◆ MATERIAL TO PROCESS ◆
_ _ _ _ _
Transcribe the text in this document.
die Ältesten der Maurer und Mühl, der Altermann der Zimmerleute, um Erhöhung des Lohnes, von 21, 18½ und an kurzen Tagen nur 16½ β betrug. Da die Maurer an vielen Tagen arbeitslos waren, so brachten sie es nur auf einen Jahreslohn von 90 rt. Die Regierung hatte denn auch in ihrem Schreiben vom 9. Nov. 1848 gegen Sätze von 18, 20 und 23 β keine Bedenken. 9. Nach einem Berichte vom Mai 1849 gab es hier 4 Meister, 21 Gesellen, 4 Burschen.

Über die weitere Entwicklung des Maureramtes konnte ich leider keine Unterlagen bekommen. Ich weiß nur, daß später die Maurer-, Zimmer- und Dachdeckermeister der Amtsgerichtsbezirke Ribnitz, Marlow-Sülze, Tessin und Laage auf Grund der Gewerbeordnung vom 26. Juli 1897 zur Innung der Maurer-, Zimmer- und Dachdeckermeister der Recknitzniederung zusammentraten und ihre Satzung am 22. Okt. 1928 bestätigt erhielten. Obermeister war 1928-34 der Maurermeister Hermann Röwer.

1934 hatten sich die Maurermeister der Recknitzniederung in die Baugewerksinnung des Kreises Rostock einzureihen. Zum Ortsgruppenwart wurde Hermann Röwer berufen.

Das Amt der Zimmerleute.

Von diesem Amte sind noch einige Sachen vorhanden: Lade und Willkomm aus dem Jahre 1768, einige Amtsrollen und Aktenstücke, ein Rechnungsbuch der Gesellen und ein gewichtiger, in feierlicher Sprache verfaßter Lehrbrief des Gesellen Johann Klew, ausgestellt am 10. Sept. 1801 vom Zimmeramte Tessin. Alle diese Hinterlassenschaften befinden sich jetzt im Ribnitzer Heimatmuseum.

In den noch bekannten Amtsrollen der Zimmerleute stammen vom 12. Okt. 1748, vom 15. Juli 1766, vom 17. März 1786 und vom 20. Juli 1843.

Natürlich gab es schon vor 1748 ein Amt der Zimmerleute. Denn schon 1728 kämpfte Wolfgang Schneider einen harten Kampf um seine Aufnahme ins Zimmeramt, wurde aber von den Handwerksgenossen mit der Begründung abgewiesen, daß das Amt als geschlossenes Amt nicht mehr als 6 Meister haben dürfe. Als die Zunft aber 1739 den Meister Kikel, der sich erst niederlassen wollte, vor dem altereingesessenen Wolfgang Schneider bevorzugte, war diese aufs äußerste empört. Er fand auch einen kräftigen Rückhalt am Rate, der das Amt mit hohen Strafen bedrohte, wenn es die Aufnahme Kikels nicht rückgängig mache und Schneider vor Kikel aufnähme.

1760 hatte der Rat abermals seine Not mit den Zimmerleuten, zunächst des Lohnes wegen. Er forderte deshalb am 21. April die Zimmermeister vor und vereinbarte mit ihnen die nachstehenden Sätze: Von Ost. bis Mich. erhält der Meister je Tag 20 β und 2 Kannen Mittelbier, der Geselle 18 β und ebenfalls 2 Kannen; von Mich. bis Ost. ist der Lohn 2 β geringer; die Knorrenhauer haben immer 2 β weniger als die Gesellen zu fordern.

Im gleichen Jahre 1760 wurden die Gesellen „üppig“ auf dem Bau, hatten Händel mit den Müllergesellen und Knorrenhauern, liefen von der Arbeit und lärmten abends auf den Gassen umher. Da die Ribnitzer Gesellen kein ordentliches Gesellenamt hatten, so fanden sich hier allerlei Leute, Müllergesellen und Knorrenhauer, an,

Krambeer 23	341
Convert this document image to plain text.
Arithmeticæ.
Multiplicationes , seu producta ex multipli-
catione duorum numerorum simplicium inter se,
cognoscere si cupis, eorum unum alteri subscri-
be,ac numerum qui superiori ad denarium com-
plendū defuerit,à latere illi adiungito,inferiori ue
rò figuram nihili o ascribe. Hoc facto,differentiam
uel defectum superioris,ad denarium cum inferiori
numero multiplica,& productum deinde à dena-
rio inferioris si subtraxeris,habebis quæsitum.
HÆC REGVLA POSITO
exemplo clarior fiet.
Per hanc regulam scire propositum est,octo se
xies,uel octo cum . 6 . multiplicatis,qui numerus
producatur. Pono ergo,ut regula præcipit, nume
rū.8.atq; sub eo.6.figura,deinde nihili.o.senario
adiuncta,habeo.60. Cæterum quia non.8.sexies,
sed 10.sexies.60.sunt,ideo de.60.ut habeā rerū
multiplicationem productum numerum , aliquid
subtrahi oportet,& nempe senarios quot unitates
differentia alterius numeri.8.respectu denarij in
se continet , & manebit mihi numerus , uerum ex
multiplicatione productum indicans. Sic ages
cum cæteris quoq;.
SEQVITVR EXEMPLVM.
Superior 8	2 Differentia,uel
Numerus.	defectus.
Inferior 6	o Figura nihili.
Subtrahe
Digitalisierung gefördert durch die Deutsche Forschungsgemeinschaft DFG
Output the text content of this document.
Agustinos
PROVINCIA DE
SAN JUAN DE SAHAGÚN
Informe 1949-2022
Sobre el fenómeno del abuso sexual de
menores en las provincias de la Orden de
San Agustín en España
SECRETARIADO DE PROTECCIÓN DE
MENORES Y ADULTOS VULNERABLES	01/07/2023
_ _ _ _ _
◆ EXERCISE ◆
Search the entries for the word "Maurermeister" and copy every line that has it.

◆ ANSWER TO THIS TASK ◆
Über die weitere Entwicklung des Maureramtes konnte ich leider keine Unterlagen bekommen. Ich weiß nur, daß später die Maurer-, Zimmer- und Dachdeckermeister der Amtsgerichtsbezirke Ribnitz, Marlow-Sülze, Tessin und Laage auf Grund der Gewerbeordnung vom 26. Juli 1897 zur Innung der Maurer-, Zimmer- und Dachdeckermeister der Recknitzniederung zusammentraten und ihre Satzung am 22. Okt. 1928 bestätigt erhielten. Obermeister war 1928-34 der Maurermeister Hermann Röwer.
1934 hatten sich die Maurermeister der Recknitzniederung in die Baugewerksinnung des Kreises Rostock einzureihen. Zum Ortsgruppenwart wurde Hermann Röwer berufen.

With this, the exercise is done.